### [THE REQUEST]
Write out the material exactly. Do not include the pictures.

### [EXCERPTED DATA]
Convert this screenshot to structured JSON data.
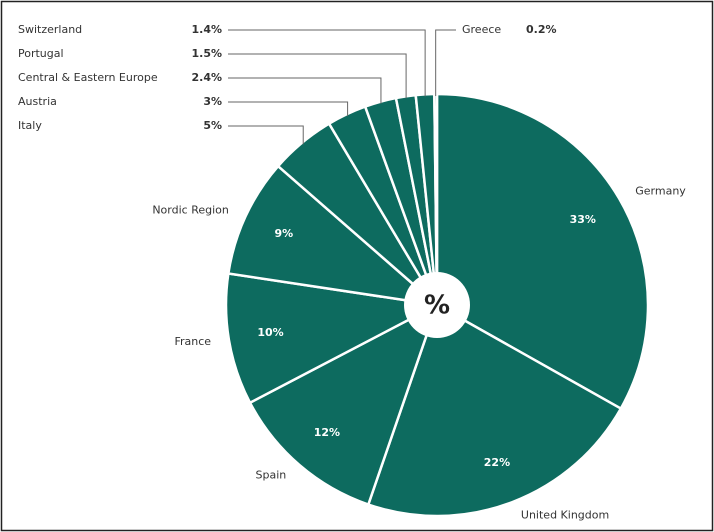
{
  "chart_data": {
    "type": "pie",
    "center_label": "%",
    "categories": [
      "Germany",
      "United Kingdom",
      "Spain",
      "France",
      "Nordic Region",
      "Italy",
      "Austria",
      "Central & Eastern Europe",
      "Portugal",
      "Switzerland",
      "Greece"
    ],
    "values": [
      33,
      22,
      12,
      10,
      9,
      5,
      3,
      2.4,
      1.5,
      1.4,
      0.2
    ],
    "value_labels": [
      "33%",
      "22%",
      "12%",
      "10%",
      "9%",
      "5%",
      "3%",
      "2.4%",
      "1.5%",
      "1.4%",
      "0.2%"
    ],
    "color": "#0d6b5f"
  }
}
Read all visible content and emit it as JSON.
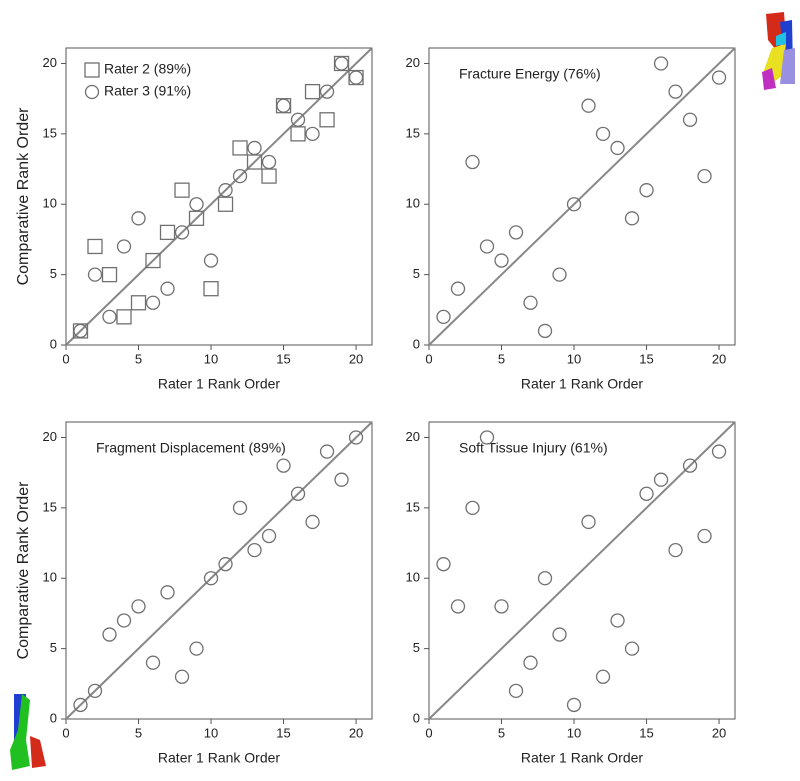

### [SOLUTION BELOW]
Convert this screenshot to structured JSON data.
{
  "chart_data": {
    "type": "pie",
    "center_label": "%",
    "categories": [
      "Germany",
      "United Kingdom",
      "Spain",
      "France",
      "Nordic Region",
      "Italy",
      "Austria",
      "Central & Eastern Europe",
      "Portugal",
      "Switzerland",
      "Greece"
    ],
    "values": [
      33,
      22,
      12,
      10,
      9,
      5,
      3,
      2.4,
      1.5,
      1.4,
      0.2
    ],
    "value_labels": [
      "33%",
      "22%",
      "12%",
      "10%",
      "9%",
      "5%",
      "3%",
      "2.4%",
      "1.5%",
      "1.4%",
      "0.2%"
    ],
    "color": "#0d6b5f"
  }
}
Read all visible content and emit it as JSON.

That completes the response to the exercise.